#### Source text ####
Skip to content

How to Run Concurrent Detection

Detector supports two modes controlled by max_concurrent_frames at construction.

!!! note "API Constraint" Currently, max_concurrent_frames is only exposed through the DetectorBuilder API. Using the standard locus.Detector() constructor will default to a single-frame pool.

max_concurrent_frames Behaviour
1 (default) Sequential. detect_concurrent processes frames one at a time.
> 1 Parallel. detect_concurrent processes up to N frames simultaneously via Rayon.

threads (intra-frame parallelism) and max_concurrent_frames (inter-frame parallelism) are independent — set both to match your workload.

Building a concurrent detector

import locus

# DetectorBuilder is required to set max_concurrent_frames
detector = (
    locus.DetectorBuilder()
    .with_family(locus.TagFamily.AprilTag36h11)
    .with_threads(4)               # Rayon threads per frame
    .with_max_concurrent_frames(8) # up to 8 frames in parallel
    .build()
)

Single-frame detection (default)

import numpy as np

frame = np.zeros((480, 640), dtype=np.uint8)
result = detector.detect(frame)
print(f"{len(result.ids)} tags")

Single-frame detect supports debug telemetry; detect_concurrent does not.

Batch detection

frames: list[np.ndarray] = [...]   # list of (H, W) uint8 arrays

results = detector.detect_concurrent(
    frames,
    intrinsics=locus.CameraIntrinsics(fx=600.0, fy=600.0, cx=320.0, cy=240.0),
    tag_size=0.166,
)
#### Supplied records ####
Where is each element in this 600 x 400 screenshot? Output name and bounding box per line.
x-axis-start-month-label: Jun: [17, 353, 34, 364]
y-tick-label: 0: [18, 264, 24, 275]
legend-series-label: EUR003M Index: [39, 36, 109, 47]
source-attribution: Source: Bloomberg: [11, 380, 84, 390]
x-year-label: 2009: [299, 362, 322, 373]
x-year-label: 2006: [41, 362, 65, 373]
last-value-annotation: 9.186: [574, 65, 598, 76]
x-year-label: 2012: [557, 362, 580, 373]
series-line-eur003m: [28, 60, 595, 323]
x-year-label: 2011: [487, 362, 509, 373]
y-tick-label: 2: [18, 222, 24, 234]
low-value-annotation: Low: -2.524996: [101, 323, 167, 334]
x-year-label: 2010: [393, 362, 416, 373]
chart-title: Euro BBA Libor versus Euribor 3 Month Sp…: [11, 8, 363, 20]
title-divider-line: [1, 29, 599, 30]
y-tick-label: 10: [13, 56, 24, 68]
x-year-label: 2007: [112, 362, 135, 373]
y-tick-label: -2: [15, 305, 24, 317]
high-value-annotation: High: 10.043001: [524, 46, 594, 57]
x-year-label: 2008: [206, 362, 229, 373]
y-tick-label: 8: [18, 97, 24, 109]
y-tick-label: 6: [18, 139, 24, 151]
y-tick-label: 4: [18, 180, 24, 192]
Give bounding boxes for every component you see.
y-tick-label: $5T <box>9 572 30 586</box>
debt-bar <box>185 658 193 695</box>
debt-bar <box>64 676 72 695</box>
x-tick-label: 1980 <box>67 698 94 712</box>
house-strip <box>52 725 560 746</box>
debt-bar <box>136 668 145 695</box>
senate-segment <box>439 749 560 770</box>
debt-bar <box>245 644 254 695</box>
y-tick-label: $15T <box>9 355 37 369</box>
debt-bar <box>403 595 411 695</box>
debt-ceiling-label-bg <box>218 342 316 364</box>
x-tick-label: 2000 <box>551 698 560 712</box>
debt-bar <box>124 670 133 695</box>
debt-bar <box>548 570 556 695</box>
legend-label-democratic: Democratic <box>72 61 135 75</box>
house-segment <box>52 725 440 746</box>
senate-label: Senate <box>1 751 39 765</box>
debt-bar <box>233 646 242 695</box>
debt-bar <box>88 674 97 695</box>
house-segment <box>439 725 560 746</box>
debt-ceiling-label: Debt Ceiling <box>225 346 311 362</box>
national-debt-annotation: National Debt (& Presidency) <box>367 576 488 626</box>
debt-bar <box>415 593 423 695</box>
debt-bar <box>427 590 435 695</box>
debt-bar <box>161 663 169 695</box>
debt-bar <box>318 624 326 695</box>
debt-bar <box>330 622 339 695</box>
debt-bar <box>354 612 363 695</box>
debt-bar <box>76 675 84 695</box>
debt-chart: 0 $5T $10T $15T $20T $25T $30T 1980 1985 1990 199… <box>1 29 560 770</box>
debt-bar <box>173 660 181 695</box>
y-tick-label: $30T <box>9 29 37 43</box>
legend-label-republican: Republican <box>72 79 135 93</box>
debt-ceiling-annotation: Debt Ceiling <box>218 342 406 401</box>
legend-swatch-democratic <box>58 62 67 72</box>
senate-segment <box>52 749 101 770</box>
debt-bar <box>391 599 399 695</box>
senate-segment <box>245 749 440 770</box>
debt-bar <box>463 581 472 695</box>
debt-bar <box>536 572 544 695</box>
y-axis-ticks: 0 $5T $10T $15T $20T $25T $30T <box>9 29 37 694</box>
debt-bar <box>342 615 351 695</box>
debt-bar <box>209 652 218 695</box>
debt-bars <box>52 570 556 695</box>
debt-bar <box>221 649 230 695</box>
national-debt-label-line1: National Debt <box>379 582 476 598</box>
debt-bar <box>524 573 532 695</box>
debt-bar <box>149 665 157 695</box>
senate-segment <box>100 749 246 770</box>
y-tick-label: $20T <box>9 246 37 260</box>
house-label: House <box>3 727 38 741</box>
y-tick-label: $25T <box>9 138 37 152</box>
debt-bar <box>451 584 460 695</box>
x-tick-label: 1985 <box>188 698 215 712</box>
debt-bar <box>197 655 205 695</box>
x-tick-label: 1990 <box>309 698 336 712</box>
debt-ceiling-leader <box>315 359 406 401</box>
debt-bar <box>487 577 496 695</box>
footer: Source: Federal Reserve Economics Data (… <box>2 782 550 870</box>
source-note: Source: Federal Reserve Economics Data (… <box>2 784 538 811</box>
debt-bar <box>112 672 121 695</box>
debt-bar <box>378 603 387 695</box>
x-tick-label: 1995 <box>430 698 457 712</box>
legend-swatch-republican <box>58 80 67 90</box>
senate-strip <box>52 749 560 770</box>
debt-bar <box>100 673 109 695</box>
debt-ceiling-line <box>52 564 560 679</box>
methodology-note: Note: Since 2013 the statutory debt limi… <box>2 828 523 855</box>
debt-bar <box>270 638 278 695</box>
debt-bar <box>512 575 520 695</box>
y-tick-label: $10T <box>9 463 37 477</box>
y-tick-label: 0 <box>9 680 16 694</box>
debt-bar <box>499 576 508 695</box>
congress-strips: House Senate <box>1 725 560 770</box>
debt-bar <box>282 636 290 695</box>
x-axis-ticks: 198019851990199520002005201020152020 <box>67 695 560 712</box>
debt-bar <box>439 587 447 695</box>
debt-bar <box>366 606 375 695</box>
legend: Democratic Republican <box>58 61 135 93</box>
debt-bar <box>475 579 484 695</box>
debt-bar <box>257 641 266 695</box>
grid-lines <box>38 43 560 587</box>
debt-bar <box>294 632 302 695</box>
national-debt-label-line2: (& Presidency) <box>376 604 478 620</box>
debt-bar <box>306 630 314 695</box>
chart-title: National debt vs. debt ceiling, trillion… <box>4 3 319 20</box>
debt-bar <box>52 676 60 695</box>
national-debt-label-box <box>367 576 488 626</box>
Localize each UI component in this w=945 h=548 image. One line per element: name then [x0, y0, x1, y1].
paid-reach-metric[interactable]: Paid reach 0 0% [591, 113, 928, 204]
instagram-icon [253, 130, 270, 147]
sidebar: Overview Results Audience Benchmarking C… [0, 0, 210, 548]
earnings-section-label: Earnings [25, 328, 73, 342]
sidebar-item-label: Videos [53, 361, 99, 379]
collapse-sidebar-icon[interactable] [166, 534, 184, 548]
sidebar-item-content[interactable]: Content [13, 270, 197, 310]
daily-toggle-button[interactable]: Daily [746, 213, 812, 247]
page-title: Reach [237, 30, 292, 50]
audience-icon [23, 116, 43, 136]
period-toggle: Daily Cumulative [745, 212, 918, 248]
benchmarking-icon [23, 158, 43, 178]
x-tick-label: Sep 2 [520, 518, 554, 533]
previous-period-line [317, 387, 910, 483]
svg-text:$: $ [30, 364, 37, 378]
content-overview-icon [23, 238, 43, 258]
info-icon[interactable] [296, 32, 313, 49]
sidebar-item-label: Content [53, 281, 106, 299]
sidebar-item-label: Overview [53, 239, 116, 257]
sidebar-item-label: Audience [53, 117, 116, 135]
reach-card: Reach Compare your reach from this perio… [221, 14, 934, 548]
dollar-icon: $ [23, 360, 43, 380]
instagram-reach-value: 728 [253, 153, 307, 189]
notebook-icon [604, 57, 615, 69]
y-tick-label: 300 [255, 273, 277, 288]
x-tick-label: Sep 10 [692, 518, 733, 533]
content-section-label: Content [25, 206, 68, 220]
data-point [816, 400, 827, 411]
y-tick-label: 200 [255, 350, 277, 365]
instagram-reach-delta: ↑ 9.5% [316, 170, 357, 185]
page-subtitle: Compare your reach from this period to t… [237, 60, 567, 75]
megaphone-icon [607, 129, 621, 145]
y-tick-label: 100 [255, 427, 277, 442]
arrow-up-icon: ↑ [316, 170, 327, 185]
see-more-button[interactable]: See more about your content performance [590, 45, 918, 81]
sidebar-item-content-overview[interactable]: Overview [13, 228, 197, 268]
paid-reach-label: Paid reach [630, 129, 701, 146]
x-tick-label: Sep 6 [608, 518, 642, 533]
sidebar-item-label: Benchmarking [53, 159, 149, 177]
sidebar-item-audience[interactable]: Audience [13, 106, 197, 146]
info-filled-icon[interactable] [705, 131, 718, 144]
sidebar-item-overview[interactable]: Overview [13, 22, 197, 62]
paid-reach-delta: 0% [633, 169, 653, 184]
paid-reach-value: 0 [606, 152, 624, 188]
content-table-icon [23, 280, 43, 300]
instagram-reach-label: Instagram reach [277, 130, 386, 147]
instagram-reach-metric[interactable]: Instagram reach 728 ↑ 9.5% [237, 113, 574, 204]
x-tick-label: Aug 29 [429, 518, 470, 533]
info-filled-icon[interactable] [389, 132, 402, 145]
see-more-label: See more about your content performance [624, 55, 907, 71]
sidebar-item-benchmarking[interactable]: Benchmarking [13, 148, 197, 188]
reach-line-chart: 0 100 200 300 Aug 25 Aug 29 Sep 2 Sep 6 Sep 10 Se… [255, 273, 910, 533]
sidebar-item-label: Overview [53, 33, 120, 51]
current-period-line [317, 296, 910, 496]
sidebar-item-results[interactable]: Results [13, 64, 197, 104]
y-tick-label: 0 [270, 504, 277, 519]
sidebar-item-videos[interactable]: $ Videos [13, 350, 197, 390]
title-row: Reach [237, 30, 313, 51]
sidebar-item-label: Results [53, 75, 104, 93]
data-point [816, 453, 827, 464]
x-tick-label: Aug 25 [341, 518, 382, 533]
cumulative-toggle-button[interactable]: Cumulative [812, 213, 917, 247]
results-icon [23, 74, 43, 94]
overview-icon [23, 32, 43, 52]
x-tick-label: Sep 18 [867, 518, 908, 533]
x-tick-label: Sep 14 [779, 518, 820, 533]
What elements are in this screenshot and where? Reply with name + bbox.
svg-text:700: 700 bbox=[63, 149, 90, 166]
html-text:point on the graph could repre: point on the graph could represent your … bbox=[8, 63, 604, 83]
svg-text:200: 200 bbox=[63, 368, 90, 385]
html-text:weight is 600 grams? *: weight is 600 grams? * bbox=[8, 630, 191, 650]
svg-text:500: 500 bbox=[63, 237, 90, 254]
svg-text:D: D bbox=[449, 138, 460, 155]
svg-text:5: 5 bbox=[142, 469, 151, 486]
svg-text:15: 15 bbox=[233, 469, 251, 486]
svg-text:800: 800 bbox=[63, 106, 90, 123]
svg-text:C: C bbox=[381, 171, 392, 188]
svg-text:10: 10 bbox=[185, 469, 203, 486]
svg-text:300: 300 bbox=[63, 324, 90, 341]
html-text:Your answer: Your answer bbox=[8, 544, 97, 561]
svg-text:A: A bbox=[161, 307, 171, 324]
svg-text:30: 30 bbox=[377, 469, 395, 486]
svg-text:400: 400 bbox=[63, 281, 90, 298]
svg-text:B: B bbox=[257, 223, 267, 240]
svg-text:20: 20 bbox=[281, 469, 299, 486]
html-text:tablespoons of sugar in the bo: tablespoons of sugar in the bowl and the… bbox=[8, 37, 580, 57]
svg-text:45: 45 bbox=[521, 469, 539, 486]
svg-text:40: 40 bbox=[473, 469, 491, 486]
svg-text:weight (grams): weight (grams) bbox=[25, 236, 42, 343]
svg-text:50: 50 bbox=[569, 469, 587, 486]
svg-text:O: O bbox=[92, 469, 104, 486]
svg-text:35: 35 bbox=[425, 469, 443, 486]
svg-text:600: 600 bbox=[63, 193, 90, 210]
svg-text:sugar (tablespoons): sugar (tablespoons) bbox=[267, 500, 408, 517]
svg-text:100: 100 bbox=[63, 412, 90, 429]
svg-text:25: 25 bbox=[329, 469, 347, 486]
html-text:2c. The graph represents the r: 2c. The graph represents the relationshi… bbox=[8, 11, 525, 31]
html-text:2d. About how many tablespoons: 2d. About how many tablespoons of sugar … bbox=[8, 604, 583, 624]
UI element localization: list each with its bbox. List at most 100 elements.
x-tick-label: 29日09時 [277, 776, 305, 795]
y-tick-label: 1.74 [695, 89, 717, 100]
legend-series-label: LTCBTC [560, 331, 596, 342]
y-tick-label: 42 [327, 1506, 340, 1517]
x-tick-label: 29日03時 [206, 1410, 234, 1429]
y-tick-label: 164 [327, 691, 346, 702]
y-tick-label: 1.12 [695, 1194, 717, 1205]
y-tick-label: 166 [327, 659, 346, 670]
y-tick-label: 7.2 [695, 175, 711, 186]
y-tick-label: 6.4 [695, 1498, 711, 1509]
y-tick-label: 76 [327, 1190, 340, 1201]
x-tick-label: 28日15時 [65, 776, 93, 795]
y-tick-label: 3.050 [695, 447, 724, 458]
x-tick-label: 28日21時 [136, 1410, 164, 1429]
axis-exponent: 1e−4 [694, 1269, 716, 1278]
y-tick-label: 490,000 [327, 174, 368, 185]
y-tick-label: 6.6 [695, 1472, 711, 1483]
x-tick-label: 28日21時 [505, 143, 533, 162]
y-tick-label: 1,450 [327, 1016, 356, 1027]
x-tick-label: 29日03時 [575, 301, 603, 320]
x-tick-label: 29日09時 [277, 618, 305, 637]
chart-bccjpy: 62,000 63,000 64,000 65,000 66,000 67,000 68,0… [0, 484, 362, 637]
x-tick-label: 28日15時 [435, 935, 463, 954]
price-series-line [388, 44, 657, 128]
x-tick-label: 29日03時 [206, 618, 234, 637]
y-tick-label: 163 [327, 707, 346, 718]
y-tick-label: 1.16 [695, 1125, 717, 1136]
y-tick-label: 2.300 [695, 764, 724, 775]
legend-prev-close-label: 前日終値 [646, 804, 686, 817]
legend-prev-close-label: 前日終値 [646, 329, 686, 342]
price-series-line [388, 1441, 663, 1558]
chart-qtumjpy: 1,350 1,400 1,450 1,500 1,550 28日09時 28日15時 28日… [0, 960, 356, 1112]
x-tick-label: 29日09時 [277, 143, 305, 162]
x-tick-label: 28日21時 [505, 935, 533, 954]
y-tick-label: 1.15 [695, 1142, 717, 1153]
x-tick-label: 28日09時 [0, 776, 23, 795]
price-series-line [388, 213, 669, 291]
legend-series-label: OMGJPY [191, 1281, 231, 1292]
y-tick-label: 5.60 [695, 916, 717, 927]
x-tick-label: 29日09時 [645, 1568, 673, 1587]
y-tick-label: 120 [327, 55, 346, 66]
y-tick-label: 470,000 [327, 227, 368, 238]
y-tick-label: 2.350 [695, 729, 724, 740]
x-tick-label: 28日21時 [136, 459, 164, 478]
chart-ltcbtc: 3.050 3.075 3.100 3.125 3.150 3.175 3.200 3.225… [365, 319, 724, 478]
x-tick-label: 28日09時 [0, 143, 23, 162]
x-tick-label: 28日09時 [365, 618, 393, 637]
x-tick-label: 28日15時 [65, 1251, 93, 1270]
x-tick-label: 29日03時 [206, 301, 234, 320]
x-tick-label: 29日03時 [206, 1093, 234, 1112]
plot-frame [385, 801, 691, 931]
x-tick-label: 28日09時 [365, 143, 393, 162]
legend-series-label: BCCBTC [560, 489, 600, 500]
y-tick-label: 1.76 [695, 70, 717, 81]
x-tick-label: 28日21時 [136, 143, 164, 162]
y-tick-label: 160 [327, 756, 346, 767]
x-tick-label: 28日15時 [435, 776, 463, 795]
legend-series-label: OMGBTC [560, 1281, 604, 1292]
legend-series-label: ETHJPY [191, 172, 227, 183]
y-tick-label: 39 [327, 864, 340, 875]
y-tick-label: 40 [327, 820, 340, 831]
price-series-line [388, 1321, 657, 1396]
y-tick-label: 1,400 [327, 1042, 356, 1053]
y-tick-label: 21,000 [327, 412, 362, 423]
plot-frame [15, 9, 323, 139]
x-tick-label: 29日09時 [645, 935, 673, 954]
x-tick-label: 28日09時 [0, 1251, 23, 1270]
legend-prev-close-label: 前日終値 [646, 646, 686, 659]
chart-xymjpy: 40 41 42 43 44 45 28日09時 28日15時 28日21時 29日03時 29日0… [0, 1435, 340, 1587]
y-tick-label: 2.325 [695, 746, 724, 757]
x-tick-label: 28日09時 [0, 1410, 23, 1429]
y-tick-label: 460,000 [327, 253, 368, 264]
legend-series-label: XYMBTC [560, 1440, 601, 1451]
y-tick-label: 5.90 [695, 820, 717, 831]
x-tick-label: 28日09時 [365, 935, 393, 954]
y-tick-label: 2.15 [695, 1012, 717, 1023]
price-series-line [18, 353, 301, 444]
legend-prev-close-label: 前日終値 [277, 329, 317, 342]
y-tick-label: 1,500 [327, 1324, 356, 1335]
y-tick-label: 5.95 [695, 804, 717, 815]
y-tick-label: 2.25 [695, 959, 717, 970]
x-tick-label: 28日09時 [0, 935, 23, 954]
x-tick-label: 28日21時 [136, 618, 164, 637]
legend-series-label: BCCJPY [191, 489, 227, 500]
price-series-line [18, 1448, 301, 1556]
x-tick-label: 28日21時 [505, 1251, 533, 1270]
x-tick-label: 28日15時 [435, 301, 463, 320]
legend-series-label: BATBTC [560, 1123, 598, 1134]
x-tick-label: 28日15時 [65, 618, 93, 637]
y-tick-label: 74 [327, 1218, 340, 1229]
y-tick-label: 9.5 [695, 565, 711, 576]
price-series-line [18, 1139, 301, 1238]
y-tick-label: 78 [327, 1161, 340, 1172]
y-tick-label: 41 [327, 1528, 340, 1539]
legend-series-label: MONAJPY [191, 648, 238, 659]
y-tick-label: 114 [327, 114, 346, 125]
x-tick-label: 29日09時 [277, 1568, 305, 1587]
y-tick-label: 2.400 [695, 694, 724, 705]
####
Based on the concurrent detection guide, say yes or no to each statement and quote the exact words that decide it: (a) Calling the standard locus.Detector() constructor leaves you with a single-frame pool. (b) detect_concurrent supports debug telemetry. (c) threads and max_concurrent_frames have to be set to the same value.

**The completed task:**
(a) Yes: "Using the standard locus.Detector() constructor will default to a single-frame pool."
(b) No: "Single-frame detect supports debug telemetry; detect_concurrent does not."
(c) No: "threads (intra-frame parallelism) and max_concurrent_frames (inter-frame parallelism) are independent"